What you have to do ->
Gather all lines from the material that contain "text".

Data for processing ->
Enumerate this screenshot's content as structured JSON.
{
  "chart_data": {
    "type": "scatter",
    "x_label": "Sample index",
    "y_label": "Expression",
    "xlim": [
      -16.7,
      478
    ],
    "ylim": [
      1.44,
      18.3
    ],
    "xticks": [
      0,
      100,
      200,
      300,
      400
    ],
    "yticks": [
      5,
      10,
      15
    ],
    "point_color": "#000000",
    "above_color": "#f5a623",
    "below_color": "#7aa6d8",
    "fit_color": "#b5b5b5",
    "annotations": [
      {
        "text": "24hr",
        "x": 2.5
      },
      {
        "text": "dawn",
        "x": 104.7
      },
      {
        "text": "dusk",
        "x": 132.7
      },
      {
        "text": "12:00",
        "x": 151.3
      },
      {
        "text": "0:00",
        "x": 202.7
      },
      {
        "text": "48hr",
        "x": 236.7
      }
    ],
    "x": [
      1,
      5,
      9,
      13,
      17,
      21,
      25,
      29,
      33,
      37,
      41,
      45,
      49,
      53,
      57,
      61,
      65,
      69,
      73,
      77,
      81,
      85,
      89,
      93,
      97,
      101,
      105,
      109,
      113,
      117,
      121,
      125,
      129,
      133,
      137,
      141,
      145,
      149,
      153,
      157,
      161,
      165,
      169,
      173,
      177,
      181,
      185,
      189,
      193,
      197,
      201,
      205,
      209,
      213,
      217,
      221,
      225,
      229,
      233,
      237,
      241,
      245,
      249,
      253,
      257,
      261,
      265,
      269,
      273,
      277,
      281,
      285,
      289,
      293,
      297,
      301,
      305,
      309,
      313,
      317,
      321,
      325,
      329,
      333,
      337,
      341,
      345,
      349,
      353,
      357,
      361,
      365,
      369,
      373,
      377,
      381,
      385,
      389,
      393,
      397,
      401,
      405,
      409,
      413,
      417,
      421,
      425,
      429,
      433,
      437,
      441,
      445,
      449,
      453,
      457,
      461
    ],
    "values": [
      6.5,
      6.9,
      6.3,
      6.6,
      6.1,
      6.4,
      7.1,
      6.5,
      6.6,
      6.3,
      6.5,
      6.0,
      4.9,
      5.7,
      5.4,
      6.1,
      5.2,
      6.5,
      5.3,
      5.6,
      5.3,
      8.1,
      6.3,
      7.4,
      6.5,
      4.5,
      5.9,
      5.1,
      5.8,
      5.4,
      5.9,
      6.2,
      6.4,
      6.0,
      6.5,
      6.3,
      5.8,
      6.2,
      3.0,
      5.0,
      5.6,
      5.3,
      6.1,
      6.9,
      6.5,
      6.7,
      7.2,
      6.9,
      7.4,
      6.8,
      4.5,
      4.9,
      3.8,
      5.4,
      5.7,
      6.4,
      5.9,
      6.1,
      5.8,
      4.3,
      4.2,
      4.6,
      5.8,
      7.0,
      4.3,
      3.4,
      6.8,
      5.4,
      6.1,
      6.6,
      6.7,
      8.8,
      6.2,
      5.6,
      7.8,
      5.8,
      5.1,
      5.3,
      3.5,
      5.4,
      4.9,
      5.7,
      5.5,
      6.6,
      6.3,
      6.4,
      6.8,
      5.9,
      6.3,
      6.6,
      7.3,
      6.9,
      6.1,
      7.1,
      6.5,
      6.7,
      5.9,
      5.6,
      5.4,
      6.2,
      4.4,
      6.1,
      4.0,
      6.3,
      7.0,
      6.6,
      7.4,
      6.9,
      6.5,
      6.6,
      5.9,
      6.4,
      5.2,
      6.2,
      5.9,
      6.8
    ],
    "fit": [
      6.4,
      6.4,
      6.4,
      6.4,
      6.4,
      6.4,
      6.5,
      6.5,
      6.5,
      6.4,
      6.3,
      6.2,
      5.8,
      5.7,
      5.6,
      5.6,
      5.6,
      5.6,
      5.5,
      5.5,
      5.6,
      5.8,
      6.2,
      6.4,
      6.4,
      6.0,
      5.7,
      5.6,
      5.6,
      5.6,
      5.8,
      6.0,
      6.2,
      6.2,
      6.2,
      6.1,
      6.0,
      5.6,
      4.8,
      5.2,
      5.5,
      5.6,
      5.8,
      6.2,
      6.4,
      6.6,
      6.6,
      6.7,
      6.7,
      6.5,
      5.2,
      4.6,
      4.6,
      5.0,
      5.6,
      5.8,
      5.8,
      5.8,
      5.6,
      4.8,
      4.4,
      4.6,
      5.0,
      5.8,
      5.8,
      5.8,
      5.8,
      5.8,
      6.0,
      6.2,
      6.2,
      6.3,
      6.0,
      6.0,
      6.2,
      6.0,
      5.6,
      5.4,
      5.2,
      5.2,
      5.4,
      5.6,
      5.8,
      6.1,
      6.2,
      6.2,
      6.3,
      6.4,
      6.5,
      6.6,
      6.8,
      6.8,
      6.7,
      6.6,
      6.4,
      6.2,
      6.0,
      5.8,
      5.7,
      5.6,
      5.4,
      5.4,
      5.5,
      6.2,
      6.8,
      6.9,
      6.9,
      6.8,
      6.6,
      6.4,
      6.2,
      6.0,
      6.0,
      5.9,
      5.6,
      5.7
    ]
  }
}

Solution for this problem ->
        "text": "24hr",
        "text": "dawn",
        "text": "dusk",
        "text": "12:00",
        "text": "0:00",
        "text": "48hr",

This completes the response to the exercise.